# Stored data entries
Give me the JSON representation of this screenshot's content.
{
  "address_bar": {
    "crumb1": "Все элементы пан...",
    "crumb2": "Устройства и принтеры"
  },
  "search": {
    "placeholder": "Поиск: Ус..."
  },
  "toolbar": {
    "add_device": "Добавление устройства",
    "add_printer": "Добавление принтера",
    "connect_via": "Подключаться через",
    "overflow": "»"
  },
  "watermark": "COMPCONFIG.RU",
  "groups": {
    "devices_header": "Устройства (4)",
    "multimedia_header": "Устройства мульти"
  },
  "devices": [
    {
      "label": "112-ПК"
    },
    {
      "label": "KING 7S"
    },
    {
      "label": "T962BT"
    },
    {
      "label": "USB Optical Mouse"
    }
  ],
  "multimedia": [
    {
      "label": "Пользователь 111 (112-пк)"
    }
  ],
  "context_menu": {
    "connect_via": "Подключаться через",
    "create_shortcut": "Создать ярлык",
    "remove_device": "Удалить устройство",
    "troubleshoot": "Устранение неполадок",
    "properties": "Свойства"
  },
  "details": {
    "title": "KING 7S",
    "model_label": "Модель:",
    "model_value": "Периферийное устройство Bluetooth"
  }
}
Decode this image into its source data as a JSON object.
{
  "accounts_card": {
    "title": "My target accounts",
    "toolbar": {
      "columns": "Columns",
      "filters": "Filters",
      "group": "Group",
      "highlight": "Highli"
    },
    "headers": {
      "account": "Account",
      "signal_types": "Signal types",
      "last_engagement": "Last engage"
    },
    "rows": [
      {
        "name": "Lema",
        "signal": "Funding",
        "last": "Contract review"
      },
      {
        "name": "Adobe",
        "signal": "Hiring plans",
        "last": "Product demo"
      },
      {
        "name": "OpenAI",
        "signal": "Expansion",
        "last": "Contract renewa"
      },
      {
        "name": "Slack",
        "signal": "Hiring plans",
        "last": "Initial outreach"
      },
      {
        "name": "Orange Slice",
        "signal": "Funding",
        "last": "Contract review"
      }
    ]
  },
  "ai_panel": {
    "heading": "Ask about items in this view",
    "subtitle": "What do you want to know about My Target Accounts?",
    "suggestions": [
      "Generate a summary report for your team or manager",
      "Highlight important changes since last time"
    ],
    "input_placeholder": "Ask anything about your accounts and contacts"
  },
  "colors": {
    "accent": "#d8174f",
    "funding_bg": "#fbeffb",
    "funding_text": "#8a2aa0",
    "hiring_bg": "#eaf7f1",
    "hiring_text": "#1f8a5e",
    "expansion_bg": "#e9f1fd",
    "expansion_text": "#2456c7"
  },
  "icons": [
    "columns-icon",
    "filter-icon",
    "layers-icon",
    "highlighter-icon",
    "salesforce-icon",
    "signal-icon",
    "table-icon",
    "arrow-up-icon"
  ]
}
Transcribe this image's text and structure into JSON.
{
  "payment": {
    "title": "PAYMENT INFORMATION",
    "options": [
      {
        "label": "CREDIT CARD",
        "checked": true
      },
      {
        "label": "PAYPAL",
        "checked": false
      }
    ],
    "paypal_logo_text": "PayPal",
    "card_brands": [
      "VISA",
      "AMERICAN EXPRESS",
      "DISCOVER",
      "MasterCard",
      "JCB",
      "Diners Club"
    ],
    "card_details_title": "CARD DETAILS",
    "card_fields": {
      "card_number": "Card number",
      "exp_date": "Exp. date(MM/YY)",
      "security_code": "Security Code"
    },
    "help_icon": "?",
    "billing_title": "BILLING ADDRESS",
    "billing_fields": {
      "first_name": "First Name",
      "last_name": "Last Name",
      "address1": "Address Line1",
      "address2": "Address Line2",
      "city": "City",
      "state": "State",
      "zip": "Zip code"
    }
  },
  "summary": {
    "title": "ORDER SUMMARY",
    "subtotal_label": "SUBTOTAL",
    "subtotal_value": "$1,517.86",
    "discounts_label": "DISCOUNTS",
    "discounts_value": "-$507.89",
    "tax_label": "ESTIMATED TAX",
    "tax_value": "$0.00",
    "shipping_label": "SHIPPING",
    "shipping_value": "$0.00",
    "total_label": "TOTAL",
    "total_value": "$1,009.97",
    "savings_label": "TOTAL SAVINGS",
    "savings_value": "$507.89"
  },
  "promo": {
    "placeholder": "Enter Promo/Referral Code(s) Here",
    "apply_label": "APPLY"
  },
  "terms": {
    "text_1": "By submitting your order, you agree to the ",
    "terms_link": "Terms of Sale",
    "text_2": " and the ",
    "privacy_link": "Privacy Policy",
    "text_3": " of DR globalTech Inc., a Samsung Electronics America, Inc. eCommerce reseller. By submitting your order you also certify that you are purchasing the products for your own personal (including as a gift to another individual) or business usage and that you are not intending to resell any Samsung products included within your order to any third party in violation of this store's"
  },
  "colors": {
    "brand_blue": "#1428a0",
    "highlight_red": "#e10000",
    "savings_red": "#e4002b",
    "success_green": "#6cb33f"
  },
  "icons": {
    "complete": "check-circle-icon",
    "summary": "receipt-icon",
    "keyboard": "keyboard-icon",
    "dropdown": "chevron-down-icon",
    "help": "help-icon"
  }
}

# Short problem
Above are the records; retype every one exactly.

# Result for this task
Give me the JSON representation of this screenshot's content.
{
  "address_bar": {
    "crumb1": "Все элементы пан...",
    "crumb2": "Устройства и принтеры"
  },
  "search": {
    "placeholder": "Поиск: Ус..."
  },
  "toolbar": {
    "add_device": "Добавление устройства",
    "add_printer": "Добавление принтера",
    "connect_via": "Подключаться через",
    "overflow": "»"
  },
  "watermark": "COMPCONFIG.RU",
  "groups": {
    "devices_header": "Устройства (4)",
    "multimedia_header": "Устройства мульти"
  },
  "devices": [
    {
      "label": "112-ПК"
    },
    {
      "label": "KING 7S"
    },
    {
      "label": "T962BT"
    },
    {
      "label": "USB Optical Mouse"
    }
  ],
  "multimedia": [
    {
      "label": "Пользователь 111 (112-пк)"
    }
  ],
  "context_menu": {
    "connect_via": "Подключаться через",
    "create_shortcut": "Создать ярлык",
    "remove_device": "Удалить устройство",
    "troubleshoot": "Устранение неполадок",
    "properties": "Свойства"
  },
  "details": {
    "title": "KING 7S",
    "model_label": "Модель:",
    "model_value": "Периферийное устройство Bluetooth"
  }
}
Decode this image into its source data as a JSON object.
{
  "accounts_card": {
    "title": "My target accounts",
    "toolbar": {
      "columns": "Columns",
      "filters": "Filters",
      "group": "Group",
      "highlight": "Highli"
    },
    "headers": {
      "account": "Account",
      "signal_types": "Signal types",
      "last_engagement": "Last engage"
    },
    "rows": [
      {
        "name": "Lema",
        "signal": "Funding",
        "last": "Contract review"
      },
      {
        "name": "Adobe",
        "signal": "Hiring plans",
        "last": "Product demo"
      },
      {
        "name": "OpenAI",
        "signal": "Expansion",
        "last": "Contract renewa"
      },
      {
        "name": "Slack",
        "signal": "Hiring plans",
        "last": "Initial outreach"
      },
      {
        "name": "Orange Slice",
        "signal": "Funding",
        "last": "Contract review"
      }
    ]
  },
  "ai_panel": {
    "heading": "Ask about items in this view",
    "subtitle": "What do you want to know about My Target Accounts?",
    "suggestions": [
      "Generate a summary report for your team or manager",
      "Highlight important changes since last time"
    ],
    "input_placeholder": "Ask anything about your accounts and contacts"
  },
  "colors": {
    "accent": "#d8174f",
    "funding_bg": "#fbeffb",
    "funding_text": "#8a2aa0",
    "hiring_bg": "#eaf7f1",
    "hiring_text": "#1f8a5e",
    "expansion_bg": "#e9f1fd",
    "expansion_text": "#2456c7"
  },
  "icons": [
    "columns-icon",
    "filter-icon",
    "layers-icon",
    "highlighter-icon",
    "salesforce-icon",
    "signal-icon",
    "table-icon",
    "arrow-up-icon"
  ]
}
Transcribe this image's text and structure into JSON.
{
  "payment": {
    "title": "PAYMENT INFORMATION",
    "options": [
      {
        "label": "CREDIT CARD",
        "checked": true
      },
      {
        "label": "PAYPAL",
        "checked": false
      }
    ],
    "paypal_logo_text": "PayPal",
    "card_brands": [
      "VISA",
      "AMERICAN EXPRESS",
      "DISCOVER",
      "MasterCard",
      "JCB",
      "Diners Club"
    ],
    "card_details_title": "CARD DETAILS",
    "card_fields": {
      "card_number": "Card number",
      "exp_date": "Exp. date(MM/YY)",
      "security_code": "Security Code"
    },
    "help_icon": "?",
    "billing_title": "BILLING ADDRESS",
    "billing_fields": {
      "first_name": "First Name",
      "last_name": "Last Name",
      "address1": "Address Line1",
      "address2": "Address Line2",
      "city": "City",
      "state": "State",
      "zip": "Zip code"
    }
  },
  "summary": {
    "title": "ORDER SUMMARY",
    "subtotal_label": "SUBTOTAL",
    "subtotal_value": "$1,517.86",
    "discounts_label": "DISCOUNTS",
    "discounts_value": "-$507.89",
    "tax_label": "ESTIMATED TAX",
    "tax_value": "$0.00",
    "shipping_label": "SHIPPING",
    "shipping_value": "$0.00",
    "total_label": "TOTAL",
    "total_value": "$1,009.97",
    "savings_label": "TOTAL SAVINGS",
    "savings_value": "$507.89"
  },
  "promo": {
    "placeholder": "Enter Promo/Referral Code(s) Here",
    "apply_label": "APPLY"
  },
  "terms": {
    "text_1": "By submitting your order, you agree to the ",
    "terms_link": "Terms of Sale",
    "text_2": " and the ",
    "privacy_link": "Privacy Policy",
    "text_3": " of DR globalTech Inc., a Samsung Electronics America, Inc. eCommerce reseller. By submitting your order you also certify that you are purchasing the products for your own personal (including as a gift to another individual) or business usage and that you are not intending to resell any Samsung products included within your order to any third party in violation of this store's"
  },
  "colors": {
    "brand_blue": "#1428a0",
    "highlight_red": "#e10000",
    "savings_red": "#e4002b",
    "success_green": "#6cb33f"
  },
  "icons": {
    "complete": "check-circle-icon",
    "summary": "receipt-icon",
    "keyboard": "keyboard-icon",
    "dropdown": "chevron-down-icon",
    "help": "help-icon"
  }
}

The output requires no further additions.